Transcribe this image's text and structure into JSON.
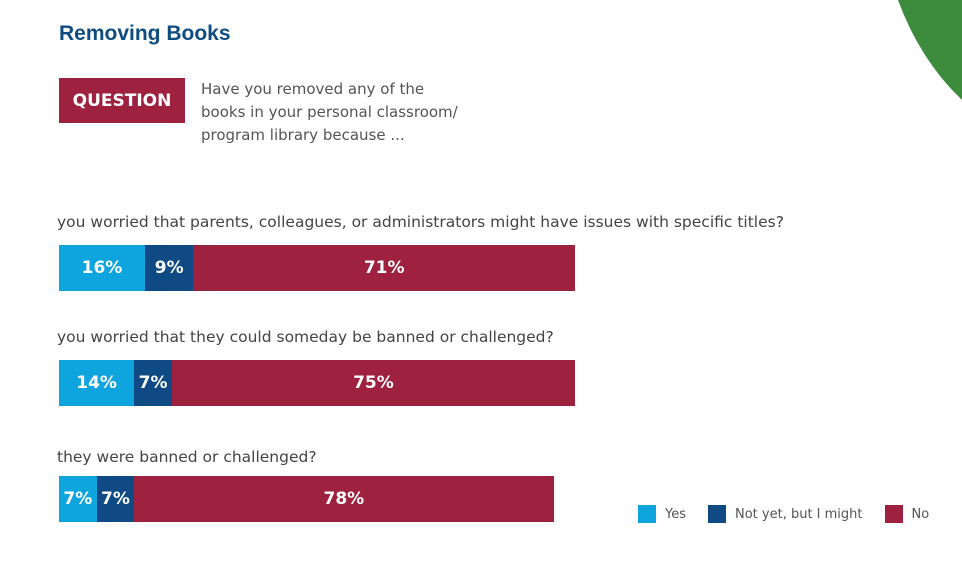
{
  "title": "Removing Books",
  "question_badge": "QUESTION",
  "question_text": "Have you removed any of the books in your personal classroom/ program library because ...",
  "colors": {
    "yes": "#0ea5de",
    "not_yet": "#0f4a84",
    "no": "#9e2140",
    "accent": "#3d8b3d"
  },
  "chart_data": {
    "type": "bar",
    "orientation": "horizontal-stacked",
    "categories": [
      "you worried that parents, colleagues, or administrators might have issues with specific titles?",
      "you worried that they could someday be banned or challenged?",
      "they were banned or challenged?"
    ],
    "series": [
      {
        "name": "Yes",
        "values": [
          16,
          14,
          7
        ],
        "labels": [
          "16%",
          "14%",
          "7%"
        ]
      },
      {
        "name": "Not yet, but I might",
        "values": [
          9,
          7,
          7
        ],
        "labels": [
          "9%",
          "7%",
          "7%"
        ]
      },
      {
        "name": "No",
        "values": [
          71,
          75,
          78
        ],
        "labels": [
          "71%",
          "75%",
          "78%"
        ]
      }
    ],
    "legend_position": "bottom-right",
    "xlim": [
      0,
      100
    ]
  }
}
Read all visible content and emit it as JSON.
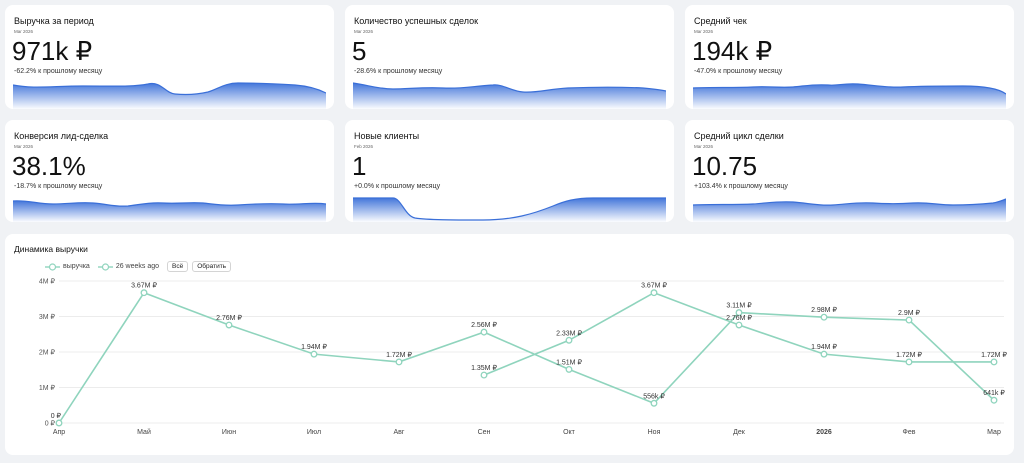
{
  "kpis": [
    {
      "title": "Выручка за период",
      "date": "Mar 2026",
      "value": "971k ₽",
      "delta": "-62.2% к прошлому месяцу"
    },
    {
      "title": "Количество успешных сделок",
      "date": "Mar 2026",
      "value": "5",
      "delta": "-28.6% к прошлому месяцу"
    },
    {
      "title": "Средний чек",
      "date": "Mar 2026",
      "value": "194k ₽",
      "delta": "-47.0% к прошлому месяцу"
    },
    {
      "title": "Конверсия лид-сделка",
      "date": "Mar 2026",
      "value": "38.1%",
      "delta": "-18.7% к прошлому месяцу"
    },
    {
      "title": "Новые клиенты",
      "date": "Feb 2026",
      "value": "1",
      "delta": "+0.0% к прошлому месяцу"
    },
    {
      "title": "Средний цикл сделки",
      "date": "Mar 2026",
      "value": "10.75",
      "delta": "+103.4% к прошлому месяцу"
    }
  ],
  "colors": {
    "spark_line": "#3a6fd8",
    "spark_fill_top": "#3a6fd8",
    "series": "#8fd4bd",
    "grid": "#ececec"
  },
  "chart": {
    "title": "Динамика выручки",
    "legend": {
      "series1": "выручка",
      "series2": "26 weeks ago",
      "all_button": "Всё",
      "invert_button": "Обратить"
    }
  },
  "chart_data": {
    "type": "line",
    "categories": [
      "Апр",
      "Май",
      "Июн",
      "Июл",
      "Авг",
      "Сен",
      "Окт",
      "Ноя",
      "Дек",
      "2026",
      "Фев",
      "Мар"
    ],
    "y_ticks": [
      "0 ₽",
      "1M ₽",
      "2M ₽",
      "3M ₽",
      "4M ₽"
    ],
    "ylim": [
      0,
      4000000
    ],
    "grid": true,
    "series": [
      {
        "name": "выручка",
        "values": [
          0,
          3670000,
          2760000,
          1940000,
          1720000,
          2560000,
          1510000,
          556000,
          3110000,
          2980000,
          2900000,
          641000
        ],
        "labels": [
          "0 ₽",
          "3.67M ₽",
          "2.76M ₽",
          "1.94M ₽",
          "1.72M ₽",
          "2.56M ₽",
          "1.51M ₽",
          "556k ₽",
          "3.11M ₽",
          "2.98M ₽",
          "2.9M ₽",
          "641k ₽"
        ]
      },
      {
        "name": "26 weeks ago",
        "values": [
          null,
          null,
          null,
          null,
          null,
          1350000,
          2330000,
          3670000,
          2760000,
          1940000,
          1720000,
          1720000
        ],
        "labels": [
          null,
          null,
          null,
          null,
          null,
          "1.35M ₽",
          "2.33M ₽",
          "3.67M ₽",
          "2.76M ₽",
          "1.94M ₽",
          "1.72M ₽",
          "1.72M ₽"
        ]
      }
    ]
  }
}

* * *

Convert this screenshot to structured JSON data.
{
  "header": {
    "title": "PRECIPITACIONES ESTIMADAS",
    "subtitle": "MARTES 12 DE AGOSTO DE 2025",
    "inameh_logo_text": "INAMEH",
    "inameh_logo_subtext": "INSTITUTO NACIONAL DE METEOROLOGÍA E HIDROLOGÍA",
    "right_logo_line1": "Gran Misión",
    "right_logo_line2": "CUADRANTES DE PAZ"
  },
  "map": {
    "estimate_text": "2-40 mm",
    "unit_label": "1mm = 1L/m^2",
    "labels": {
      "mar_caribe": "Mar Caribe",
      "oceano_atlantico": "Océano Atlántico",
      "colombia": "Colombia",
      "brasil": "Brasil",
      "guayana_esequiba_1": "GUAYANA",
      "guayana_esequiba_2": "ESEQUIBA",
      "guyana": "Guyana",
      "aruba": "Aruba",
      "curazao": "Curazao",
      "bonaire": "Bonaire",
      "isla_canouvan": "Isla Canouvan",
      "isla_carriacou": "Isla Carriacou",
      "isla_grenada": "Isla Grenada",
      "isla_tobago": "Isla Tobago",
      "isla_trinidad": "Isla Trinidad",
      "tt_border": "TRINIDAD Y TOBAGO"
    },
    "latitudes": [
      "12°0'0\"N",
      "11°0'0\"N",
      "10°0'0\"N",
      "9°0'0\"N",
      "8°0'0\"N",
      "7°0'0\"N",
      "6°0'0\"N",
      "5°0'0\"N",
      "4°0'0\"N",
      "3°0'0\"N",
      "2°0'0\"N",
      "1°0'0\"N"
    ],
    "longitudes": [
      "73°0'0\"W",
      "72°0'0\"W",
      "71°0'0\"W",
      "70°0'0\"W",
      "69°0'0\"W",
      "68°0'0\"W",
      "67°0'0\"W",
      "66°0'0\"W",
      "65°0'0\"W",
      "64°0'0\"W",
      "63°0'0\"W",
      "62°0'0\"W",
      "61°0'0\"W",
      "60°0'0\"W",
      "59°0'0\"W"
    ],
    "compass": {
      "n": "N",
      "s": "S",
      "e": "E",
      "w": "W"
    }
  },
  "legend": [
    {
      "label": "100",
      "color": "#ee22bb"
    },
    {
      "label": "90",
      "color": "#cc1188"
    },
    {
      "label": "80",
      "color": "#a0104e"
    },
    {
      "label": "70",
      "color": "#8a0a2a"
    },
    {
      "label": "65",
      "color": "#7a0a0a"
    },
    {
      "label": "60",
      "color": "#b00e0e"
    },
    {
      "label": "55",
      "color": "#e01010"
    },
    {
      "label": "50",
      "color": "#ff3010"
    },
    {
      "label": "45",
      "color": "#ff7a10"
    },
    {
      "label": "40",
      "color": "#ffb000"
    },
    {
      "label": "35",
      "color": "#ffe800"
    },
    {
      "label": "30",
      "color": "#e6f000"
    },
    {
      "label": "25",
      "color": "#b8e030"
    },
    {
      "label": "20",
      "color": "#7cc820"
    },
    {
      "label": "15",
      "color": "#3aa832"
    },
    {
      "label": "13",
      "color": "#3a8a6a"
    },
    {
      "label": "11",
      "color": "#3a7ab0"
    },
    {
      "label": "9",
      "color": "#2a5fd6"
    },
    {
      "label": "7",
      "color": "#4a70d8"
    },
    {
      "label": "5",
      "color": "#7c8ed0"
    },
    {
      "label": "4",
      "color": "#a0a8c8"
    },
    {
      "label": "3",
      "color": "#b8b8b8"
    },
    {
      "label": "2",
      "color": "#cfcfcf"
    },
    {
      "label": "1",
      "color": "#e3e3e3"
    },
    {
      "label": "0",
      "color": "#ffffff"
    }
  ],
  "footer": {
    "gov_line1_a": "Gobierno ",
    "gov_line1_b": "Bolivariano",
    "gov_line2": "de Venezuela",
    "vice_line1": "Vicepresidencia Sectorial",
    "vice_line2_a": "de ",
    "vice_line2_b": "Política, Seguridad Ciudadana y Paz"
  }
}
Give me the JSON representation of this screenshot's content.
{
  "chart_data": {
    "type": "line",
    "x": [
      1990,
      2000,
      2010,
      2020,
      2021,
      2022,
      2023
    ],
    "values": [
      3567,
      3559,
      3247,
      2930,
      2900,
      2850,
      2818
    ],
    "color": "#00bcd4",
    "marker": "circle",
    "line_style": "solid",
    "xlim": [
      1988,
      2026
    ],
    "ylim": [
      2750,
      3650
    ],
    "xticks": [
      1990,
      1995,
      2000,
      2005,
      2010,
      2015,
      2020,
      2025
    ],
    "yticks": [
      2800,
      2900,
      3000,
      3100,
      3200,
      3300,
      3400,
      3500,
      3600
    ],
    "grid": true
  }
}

PROBLEM DESCRIPTION
Search the data for the string "challenged". List each line that has it.

ANSWER TO THE PROBLEM
      "you worried that they could someday be banned or challenged?",
      "they were banned or challenged?"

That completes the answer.